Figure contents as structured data
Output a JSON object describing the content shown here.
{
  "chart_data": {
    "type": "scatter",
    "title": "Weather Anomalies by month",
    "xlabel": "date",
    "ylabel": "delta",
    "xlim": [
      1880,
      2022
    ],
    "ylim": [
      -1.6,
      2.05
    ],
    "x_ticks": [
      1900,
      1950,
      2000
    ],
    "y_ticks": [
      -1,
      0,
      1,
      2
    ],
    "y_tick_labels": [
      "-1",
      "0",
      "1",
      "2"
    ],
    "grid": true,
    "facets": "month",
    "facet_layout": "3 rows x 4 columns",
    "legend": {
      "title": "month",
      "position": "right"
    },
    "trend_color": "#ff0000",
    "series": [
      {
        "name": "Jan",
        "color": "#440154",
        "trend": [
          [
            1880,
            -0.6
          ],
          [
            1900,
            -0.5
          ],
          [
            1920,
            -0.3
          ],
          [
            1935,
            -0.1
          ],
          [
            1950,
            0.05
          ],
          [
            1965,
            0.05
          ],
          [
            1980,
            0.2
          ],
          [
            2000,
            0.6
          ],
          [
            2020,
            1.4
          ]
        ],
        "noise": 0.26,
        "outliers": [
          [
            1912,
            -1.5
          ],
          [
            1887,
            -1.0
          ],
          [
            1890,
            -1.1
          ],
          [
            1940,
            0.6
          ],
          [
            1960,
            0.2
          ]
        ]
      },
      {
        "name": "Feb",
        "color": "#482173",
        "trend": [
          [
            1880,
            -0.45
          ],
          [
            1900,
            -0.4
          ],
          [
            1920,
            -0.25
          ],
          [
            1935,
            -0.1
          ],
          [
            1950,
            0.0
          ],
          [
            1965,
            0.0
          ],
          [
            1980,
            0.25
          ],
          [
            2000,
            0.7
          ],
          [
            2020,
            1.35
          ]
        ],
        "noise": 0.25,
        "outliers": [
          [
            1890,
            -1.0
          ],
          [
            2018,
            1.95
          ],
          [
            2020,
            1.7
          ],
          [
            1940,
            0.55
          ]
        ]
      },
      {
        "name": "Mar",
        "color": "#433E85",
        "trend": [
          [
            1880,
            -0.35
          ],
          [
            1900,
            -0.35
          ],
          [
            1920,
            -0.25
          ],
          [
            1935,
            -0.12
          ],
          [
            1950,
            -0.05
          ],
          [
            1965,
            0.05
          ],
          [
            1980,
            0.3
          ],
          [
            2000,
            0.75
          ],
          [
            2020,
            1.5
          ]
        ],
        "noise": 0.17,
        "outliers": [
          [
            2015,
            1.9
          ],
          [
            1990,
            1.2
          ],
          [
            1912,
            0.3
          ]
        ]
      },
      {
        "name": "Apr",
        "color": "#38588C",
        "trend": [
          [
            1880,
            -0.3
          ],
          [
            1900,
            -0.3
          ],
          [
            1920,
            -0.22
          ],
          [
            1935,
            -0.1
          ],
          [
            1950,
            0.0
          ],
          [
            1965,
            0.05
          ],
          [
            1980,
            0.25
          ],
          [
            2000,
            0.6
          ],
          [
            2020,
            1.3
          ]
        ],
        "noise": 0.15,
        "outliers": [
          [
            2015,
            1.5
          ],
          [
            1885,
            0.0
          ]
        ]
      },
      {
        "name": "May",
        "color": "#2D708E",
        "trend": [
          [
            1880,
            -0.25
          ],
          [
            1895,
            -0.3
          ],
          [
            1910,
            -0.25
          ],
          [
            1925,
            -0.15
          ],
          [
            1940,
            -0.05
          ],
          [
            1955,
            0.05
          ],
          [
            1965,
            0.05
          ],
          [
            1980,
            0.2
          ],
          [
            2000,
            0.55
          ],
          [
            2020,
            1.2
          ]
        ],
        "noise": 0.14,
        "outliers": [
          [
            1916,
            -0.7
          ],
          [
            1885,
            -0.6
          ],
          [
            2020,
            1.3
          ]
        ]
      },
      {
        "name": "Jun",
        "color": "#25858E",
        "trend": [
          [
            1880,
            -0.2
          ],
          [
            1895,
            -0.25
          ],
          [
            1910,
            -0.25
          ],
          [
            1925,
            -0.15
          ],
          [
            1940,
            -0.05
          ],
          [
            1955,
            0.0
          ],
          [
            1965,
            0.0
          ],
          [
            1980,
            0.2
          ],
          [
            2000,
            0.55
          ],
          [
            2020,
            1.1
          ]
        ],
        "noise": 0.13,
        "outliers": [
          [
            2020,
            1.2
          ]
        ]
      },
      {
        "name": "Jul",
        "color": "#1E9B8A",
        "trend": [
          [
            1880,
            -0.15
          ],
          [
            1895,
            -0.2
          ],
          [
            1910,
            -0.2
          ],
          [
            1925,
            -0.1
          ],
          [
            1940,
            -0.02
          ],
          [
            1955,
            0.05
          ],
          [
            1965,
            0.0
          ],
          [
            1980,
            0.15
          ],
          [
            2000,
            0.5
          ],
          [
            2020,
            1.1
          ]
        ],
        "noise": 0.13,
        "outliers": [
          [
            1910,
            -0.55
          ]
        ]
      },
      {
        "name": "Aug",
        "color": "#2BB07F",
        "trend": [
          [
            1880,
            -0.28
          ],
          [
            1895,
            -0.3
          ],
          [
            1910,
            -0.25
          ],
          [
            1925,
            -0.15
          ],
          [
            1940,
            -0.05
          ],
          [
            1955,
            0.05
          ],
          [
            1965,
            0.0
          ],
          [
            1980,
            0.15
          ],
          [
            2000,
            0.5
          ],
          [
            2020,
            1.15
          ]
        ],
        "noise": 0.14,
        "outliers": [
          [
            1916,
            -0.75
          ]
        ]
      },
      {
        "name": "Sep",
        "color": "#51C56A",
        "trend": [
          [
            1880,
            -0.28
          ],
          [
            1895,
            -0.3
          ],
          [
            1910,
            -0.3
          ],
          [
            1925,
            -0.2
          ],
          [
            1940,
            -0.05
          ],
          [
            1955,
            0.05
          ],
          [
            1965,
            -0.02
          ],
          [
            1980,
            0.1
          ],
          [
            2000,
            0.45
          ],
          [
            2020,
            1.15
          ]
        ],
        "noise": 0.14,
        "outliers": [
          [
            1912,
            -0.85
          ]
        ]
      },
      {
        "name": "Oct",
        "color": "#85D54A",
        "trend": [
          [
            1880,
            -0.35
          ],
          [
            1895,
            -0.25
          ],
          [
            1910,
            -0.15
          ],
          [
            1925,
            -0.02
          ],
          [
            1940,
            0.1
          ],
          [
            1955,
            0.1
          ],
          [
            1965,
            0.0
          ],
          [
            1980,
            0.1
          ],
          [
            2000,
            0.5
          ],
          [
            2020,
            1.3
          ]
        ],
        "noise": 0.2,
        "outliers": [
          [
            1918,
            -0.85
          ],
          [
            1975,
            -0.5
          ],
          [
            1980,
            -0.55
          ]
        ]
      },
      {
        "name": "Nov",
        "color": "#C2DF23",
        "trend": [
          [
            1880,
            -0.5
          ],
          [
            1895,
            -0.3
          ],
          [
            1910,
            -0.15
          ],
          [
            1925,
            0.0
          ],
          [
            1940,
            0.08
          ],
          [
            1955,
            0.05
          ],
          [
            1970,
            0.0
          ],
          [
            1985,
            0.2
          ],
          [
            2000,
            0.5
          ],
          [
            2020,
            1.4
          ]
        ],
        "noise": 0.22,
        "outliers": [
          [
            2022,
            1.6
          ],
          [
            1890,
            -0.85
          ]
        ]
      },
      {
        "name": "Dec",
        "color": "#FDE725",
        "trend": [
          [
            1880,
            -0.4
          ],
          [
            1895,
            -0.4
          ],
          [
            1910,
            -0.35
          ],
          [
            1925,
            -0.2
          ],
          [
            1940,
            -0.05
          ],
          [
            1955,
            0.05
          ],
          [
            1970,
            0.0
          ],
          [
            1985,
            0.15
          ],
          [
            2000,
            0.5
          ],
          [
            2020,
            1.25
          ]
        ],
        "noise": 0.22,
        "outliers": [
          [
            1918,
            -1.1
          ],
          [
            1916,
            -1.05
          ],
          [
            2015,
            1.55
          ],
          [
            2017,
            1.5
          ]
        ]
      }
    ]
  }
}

_The problem_
List each line in the listing that contains the string "title".

_Full output_
    "title": "Weather Anomalies by month",
      "title": "month",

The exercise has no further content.